WHAT THE EXERCISE ASKS:
Reproduce the records below in their entirety, character for character.

RECORD EXCERPTS:
══════════════════════════════
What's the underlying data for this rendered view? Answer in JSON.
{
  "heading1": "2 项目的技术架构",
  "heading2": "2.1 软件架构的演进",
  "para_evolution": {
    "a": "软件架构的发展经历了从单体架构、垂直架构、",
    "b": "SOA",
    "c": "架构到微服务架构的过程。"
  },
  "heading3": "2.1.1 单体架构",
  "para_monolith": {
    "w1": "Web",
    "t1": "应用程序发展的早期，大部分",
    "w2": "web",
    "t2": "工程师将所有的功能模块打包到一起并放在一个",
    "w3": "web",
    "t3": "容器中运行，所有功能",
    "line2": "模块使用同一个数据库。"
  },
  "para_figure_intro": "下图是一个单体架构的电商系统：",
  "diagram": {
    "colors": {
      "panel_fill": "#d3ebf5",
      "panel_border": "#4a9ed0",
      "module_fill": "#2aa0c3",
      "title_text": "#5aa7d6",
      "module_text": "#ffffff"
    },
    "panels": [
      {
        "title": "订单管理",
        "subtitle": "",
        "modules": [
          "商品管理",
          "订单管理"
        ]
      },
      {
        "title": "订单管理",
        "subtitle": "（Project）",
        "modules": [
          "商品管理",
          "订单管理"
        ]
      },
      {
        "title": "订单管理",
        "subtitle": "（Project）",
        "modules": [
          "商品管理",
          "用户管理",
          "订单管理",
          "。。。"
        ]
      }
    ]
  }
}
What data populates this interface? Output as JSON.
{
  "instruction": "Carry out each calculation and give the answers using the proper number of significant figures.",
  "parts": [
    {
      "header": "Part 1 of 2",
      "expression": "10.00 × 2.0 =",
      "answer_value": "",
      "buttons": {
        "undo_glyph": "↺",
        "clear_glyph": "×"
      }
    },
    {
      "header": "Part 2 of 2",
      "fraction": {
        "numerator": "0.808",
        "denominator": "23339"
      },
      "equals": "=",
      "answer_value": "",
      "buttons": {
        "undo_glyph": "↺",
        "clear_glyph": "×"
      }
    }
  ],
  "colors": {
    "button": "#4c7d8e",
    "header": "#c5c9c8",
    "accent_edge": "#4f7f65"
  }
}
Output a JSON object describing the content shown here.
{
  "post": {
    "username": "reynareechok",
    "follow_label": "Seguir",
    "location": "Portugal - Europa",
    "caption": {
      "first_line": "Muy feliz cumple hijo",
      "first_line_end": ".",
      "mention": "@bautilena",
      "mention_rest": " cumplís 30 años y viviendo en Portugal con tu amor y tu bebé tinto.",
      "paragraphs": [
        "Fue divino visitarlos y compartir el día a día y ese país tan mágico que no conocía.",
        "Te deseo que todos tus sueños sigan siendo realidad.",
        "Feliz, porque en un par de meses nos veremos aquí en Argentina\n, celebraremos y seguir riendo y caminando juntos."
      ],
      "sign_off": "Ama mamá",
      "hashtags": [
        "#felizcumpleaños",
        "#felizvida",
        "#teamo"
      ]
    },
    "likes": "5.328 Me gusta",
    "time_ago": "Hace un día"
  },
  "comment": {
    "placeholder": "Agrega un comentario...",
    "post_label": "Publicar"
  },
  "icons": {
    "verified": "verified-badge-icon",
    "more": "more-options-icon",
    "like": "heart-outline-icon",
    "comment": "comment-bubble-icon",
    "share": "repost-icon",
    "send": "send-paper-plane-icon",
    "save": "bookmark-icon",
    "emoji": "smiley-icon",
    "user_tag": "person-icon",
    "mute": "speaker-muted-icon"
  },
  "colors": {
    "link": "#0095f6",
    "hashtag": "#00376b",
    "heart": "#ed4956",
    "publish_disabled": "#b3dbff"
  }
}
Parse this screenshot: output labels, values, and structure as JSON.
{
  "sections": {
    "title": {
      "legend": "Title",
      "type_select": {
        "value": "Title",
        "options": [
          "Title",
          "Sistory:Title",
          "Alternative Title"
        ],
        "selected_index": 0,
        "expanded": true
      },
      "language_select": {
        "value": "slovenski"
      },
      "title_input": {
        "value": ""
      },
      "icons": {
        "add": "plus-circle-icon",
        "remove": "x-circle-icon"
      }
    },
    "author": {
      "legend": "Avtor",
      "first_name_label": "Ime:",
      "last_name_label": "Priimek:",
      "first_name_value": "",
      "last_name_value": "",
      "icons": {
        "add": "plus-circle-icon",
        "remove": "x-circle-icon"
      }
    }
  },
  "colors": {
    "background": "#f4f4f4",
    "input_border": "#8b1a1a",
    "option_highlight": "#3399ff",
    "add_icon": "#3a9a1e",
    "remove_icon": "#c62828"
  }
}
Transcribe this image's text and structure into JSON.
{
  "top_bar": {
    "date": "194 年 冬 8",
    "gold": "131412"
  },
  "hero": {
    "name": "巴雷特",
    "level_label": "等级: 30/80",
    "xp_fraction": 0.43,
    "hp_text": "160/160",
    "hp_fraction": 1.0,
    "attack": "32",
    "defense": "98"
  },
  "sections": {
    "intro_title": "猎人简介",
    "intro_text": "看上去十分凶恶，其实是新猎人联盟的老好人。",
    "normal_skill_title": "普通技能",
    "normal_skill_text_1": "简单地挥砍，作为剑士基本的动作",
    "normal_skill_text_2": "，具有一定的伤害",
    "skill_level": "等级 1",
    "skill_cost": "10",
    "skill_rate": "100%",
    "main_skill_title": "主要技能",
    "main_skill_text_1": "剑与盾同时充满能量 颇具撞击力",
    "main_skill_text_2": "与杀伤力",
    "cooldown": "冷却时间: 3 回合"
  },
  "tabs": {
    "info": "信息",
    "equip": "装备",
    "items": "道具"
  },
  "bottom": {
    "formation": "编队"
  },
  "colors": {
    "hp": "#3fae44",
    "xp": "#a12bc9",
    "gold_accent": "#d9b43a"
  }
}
══════════════════════════════
WRITTEN ANSWER:
What's the underlying data for this rendered view? Answer in JSON.
{
  "heading1": "2 项目的技术架构",
  "heading2": "2.1 软件架构的演进",
  "para_evolution": {
    "a": "软件架构的发展经历了从单体架构、垂直架构、",
    "b": "SOA",
    "c": "架构到微服务架构的过程。"
  },
  "heading3": "2.1.1 单体架构",
  "para_monolith": {
    "w1": "Web",
    "t1": "应用程序发展的早期，大部分",
    "w2": "web",
    "t2": "工程师将所有的功能模块打包到一起并放在一个",
    "w3": "web",
    "t3": "容器中运行，所有功能",
    "line2": "模块使用同一个数据库。"
  },
  "para_figure_intro": "下图是一个单体架构的电商系统：",
  "diagram": {
    "colors": {
      "panel_fill": "#d3ebf5",
      "panel_border": "#4a9ed0",
      "module_fill": "#2aa0c3",
      "title_text": "#5aa7d6",
      "module_text": "#ffffff"
    },
    "panels": [
      {
        "title": "订单管理",
        "subtitle": "",
        "modules": [
          "商品管理",
          "订单管理"
        ]
      },
      {
        "title": "订单管理",
        "subtitle": "（Project）",
        "modules": [
          "商品管理",
          "订单管理"
        ]
      },
      {
        "title": "订单管理",
        "subtitle": "（Project）",
        "modules": [
          "商品管理",
          "用户管理",
          "订单管理",
          "。。。"
        ]
      }
    ]
  }
}
What data populates this interface? Output as JSON.
{
  "instruction": "Carry out each calculation and give the answers using the proper number of significant figures.",
  "parts": [
    {
      "header": "Part 1 of 2",
      "expression": "10.00 × 2.0 =",
      "answer_value": "",
      "buttons": {
        "undo_glyph": "↺",
        "clear_glyph": "×"
      }
    },
    {
      "header": "Part 2 of 2",
      "fraction": {
        "numerator": "0.808",
        "denominator": "23339"
      },
      "equals": "=",
      "answer_value": "",
      "buttons": {
        "undo_glyph": "↺",
        "clear_glyph": "×"
      }
    }
  ],
  "colors": {
    "button": "#4c7d8e",
    "header": "#c5c9c8",
    "accent_edge": "#4f7f65"
  }
}
Output a JSON object describing the content shown here.
{
  "post": {
    "username": "reynareechok",
    "follow_label": "Seguir",
    "location": "Portugal - Europa",
    "caption": {
      "first_line": "Muy feliz cumple hijo",
      "first_line_end": ".",
      "mention": "@bautilena",
      "mention_rest": " cumplís 30 años y viviendo en Portugal con tu amor y tu bebé tinto.",
      "paragraphs": [
        "Fue divino visitarlos y compartir el día a día y ese país tan mágico que no conocía.",
        "Te deseo que todos tus sueños sigan siendo realidad.",
        "Feliz, porque en un par de meses nos veremos aquí en Argentina\n, celebraremos y seguir riendo y caminando juntos."
      ],
      "sign_off": "Ama mamá",
      "hashtags": [
        "#felizcumpleaños",
        "#felizvida",
        "#teamo"
      ]
    },
    "likes": "5.328 Me gusta",
    "time_ago": "Hace un día"
  },
  "comment": {
    "placeholder": "Agrega un comentario...",
    "post_label": "Publicar"
  },
  "icons": {
    "verified": "verified-badge-icon",
    "more": "more-options-icon",
    "like": "heart-outline-icon",
    "comment": "comment-bubble-icon",
    "share": "repost-icon",
    "send": "send-paper-plane-icon",
    "save": "bookmark-icon",
    "emoji": "smiley-icon",
    "user_tag": "person-icon",
    "mute": "speaker-muted-icon"
  },
  "colors": {
    "link": "#0095f6",
    "hashtag": "#00376b",
    "heart": "#ed4956",
    "publish_disabled": "#b3dbff"
  }
}
Parse this screenshot: output labels, values, and structure as JSON.
{
  "sections": {
    "title": {
      "legend": "Title",
      "type_select": {
        "value": "Title",
        "options": [
          "Title",
          "Sistory:Title",
          "Alternative Title"
        ],
        "selected_index": 0,
        "expanded": true
      },
      "language_select": {
        "value": "slovenski"
      },
      "title_input": {
        "value": ""
      },
      "icons": {
        "add": "plus-circle-icon",
        "remove": "x-circle-icon"
      }
    },
    "author": {
      "legend": "Avtor",
      "first_name_label": "Ime:",
      "last_name_label": "Priimek:",
      "first_name_value": "",
      "last_name_value": "",
      "icons": {
        "add": "plus-circle-icon",
        "remove": "x-circle-icon"
      }
    }
  },
  "colors": {
    "background": "#f4f4f4",
    "input_border": "#8b1a1a",
    "option_highlight": "#3399ff",
    "add_icon": "#3a9a1e",
    "remove_icon": "#c62828"
  }
}
Transcribe this image's text and structure into JSON.
{
  "top_bar": {
    "date": "194 年 冬 8",
    "gold": "131412"
  },
  "hero": {
    "name": "巴雷特",
    "level_label": "等级: 30/80",
    "xp_fraction": 0.43,
    "hp_text": "160/160",
    "hp_fraction": 1.0,
    "attack": "32",
    "defense": "98"
  },
  "sections": {
    "intro_title": "猎人简介",
    "intro_text": "看上去十分凶恶，其实是新猎人联盟的老好人。",
    "normal_skill_title": "普通技能",
    "normal_skill_text_1": "简单地挥砍，作为剑士基本的动作",
    "normal_skill_text_2": "，具有一定的伤害",
    "skill_level": "等级 1",
    "skill_cost": "10",
    "skill_rate": "100%",
    "main_skill_title": "主要技能",
    "main_skill_text_1": "剑与盾同时充满能量 颇具撞击力",
    "main_skill_text_2": "与杀伤力",
    "cooldown": "冷却时间: 3 回合"
  },
  "tabs": {
    "info": "信息",
    "equip": "装备",
    "items": "道具"
  },
  "bottom": {
    "formation": "编队"
  },
  "colors": {
    "hp": "#3fae44",
    "xp": "#a12bc9",
    "gold_accent": "#d9b43a"
  }
}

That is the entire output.